## TASK PROMPT
Scan the data below and pick out the lines containing the word "medence".

┌─ DATA SECTION

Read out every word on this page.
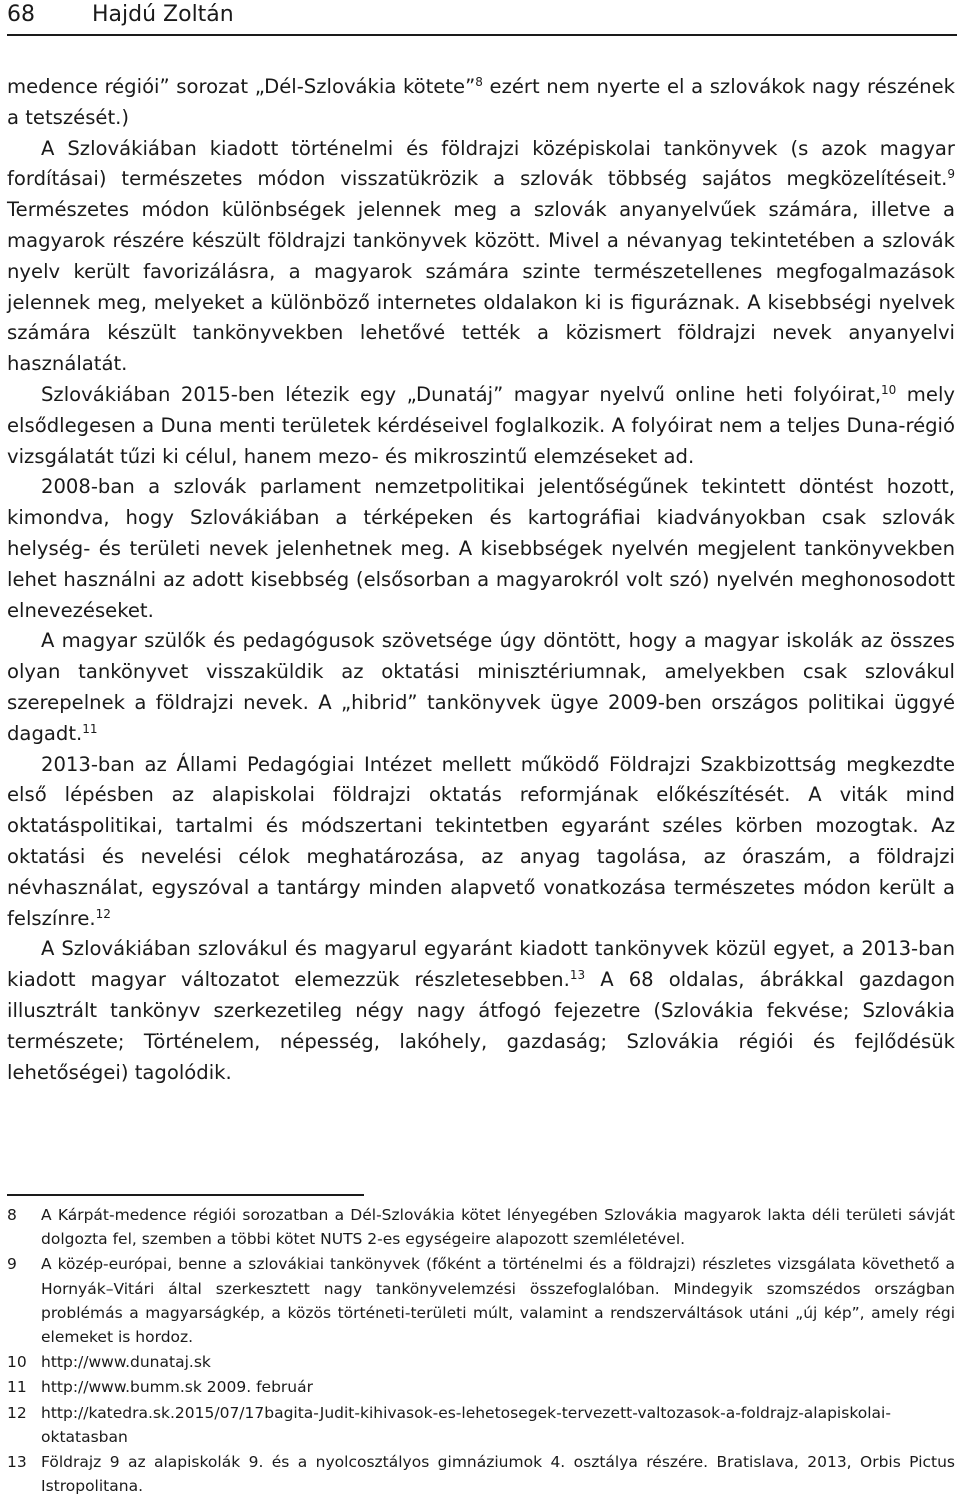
68	Hajdú Zoltán

medence régiói” sorozat „Dél-Szlovákia kötete”$^8$ ezért nem nyerte el a szlovákok nagy részének a tetszését.)

A Szlovákiában kiadott történelmi és földrajzi középiskolai tankönyvek (s azok magyar fordításai) természetes módon visszatükrözik a szlovák többség sajátos megközelítéseit.$^9$ Természetes módon különbségek jelennek meg a szlovák anyanyelvűek számára, illetve a magyarok részére készült földrajzi tankönyvek között. Mivel a névanyag tekintetében a szlovák nyelv került favorizálásra, a magyarok számára szinte természetellenes megfogalmazások jelennek meg, melyeket a különböző internetes oldalakon ki is figuráznak. A kisebbségi nyelvek számára készült tankönyvekben lehetővé tették a közismert földrajzi nevek anyanyelvi használatát.

Szlovákiában 2015-ben létezik egy „Dunatáj” magyar nyelvű online heti folyóirat,$^{10}$ mely elsődlegesen a Duna menti területek kérdéseivel foglalkozik. A folyóirat nem a teljes Duna-régió vizsgálatát tűzi ki célul, hanem mezo- és mikroszintű elemzéseket ad.

2008-ban a szlovák parlament nemzetpolitikai jelentőségűnek tekintett döntést hozott, kimondva, hogy Szlovákiában a térképeken és kartográfiai kiadványokban csak szlovák helység- és területi nevek jelenhetnek meg. A kisebbségek nyelvén megjelent tankönyvekben lehet használni az adott kisebbség (elsősorban a magyarokról volt szó) nyelvén meghonosodott elnevezéseket.

A magyar szülők és pedagógusok szövetsége úgy döntött, hogy a magyar iskolák az összes olyan tankönyvet visszaküldik az oktatási minisztériumnak, amelyekben csak szlovákul szerepelnek a földrajzi nevek. A „hibrid” tankönyvek ügye 2009-ben országos politikai üggyé dagadt.$^{11}$

2013-ban az Állami Pedagógiai Intézet mellett működő Földrajzi Szakbizottság megkezdte első lépésben az alapiskolai földrajzi oktatás reformjának előkészítését. A viták mind oktatáspolitikai, tartalmi és módszertani tekintetben egyaránt széles körben mozogtak. Az oktatási és nevelési célok meghatározása, az anyag tagolása, az óraszám, a földrajzi névhasználat, egyszóval a tantárgy minden alapvető vonatkozása természetes módon került a felszínre.$^{12}$

A Szlovákiában szlovákul és magyarul egyaránt kiadott tankönyvek közül egyet, a 2013-ban kiadott magyar változatot elemezzük részletesebben.$^{13}$ A 68 oldalas, ábrákkal gazdagon illusztrált tankönyv szerkezetileg négy nagy átfogó fejezetre (Szlovákia fekvése; Szlovákia természete; Történelem, népesség, lakóhely, gazdaság; Szlovákia régiói és fejlődésük lehetőségei) tagolódik.

8 A Kárpát-medence régiói sorozatban a Dél-Szlovákia kötet lényegében Szlovákia magyarok lakta déli területi sávját dolgozta fel, szemben a többi kötet NUTS 2-es egységeire alapozott szemléletével.
9 A közép-európai, benne a szlovákiai tankönyvek (főként a történelmi és a földrajzi) részletes vizsgálata követhető a Hornyák–Vitári által szerkesztett nagy tankönyvelemzési összefoglalóban. Mindegyik szomszédos országban problémás a magyarságkép, a közös történeti-területi múlt, valamint a rendszerváltások utáni „új kép”, amely régi elemeket is hordoz.
10 http://www.dunataj.sk
11 http://www.bumm.sk 2009. február
12 http://katedra.sk.2015/07/17bagita-Judit-kihivasok-es-lehetosegek-tervezett-valtozasok-a-foldrajz-alapiskolai-oktatasban
13 Földrajz 9 az alapiskolák 9. és a nyolcosztályos gimnáziumok 4. osztálya részére. Bratislava, 2013, Orbis Pictus Istropolitana.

└─

## TASK RESULT
medence régiói” sorozat „Dél-Szlovákia kötete”$^8$ ezért nem nyerte el a szlovákok nagy részének a tetszését.)
8 A Kárpát-medence régiói sorozatban a Dél-Szlovákia kötet lényegében Szlovákia magyarok lakta déli területi sávját dolgozta fel, szemben a többi kötet NUTS 2-es egységeire alapozott szemléletével.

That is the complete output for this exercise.